Directions for this task:
Determine how many lines of the data below contain "如图所示", then give only that number.

'''

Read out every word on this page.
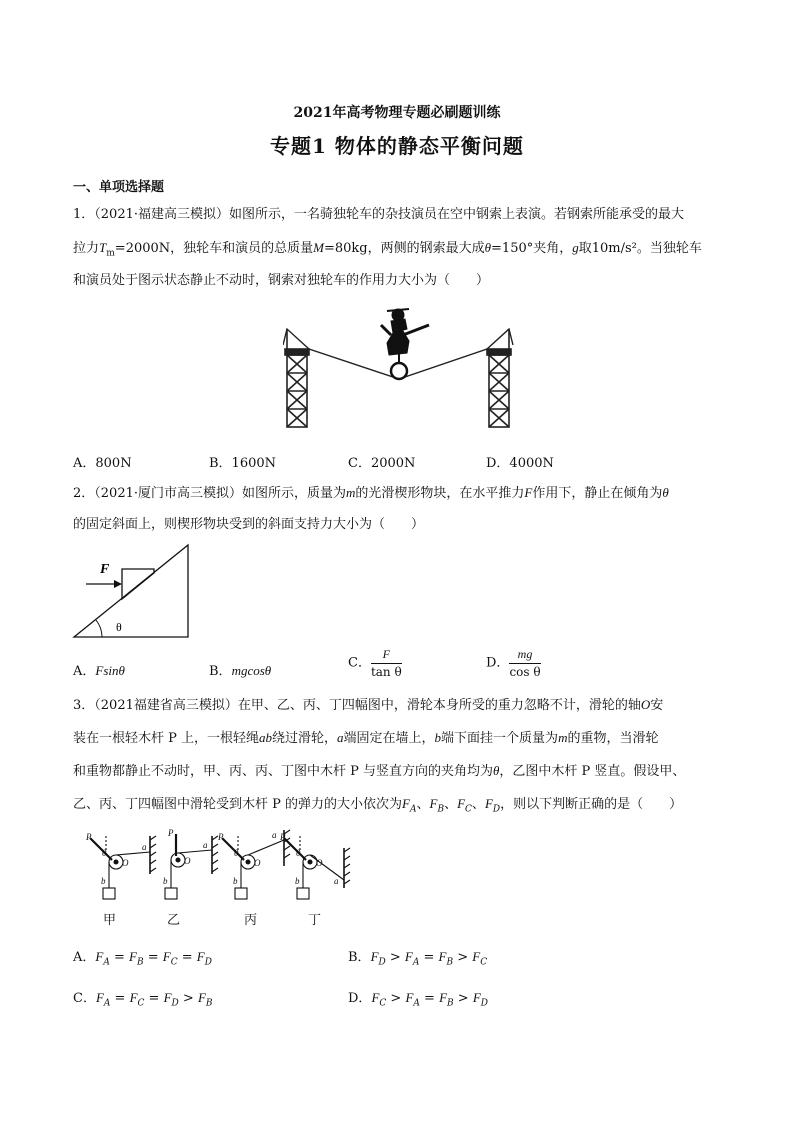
2021年高考物理专题必刷题训练
专题1 物体的静态平衡问题
一、单项选择题
1．（2021·福建高三模拟）如图所示，一名骑独轮车的杂技演员在空中钢索上表演。若钢索所能承受的最大
拉力$T_m=2000N$，独轮车和演员的总质量M=80kg，两侧的钢索最大成θ=150°夹角，g取10m/s²。当独轮车
和演员处于图示状态静止不动时，钢索对独轮车的作用力大小为（　　）
A．800N	B．1600N	C．2000N	D．4000N
2．（2021·厦门市高三模拟）如图所示，质量为m的光滑楔形物块，在水平推力F作用下，静止在倾角为θ
的固定斜面上，则楔形物块受到的斜面支持力大小为（　　）
F
θ
A．Fsinθ	B．mgcosθ	C． $\frac{F}{\text{tan θ}}$	D． $\frac{mg}{\text{cos θ}}$
3．（2021福建省高三模拟）在甲、乙、丙、丁四幅图中，滑轮本身所受的重力忽略不计，滑轮的轴O安
装在一根轻木杆 P 上，一根轻绳ab绕过滑轮，a端固定在墙上，b端下面挂一个质量为m的重物，当滑轮
和重物都静止不动时，甲、丙、丙、丁图中木杆 P 与竖直方向的夹角均为θ，乙图中木杆 P 竖直。假设甲、
乙、丙、丁四幅图中滑轮受到木杆 P 的弹力的大小依次为$F_A$、$F_B$、$F_C$、$F_D$，则以下判断正确的是（　　）
P
θ
O
a
b
P
O
a
b
P
θ
O
a
b
P
θ
O
a
b
甲	乙	丙	丁
A．$F_A = F_B = F_C = F_D$	B．$F_D > F_A = F_B > F_C$
C．$F_A = F_C = F_D > F_B$	D．$F_C > F_A = F_B > F_D$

'''

Result of this exercise:
2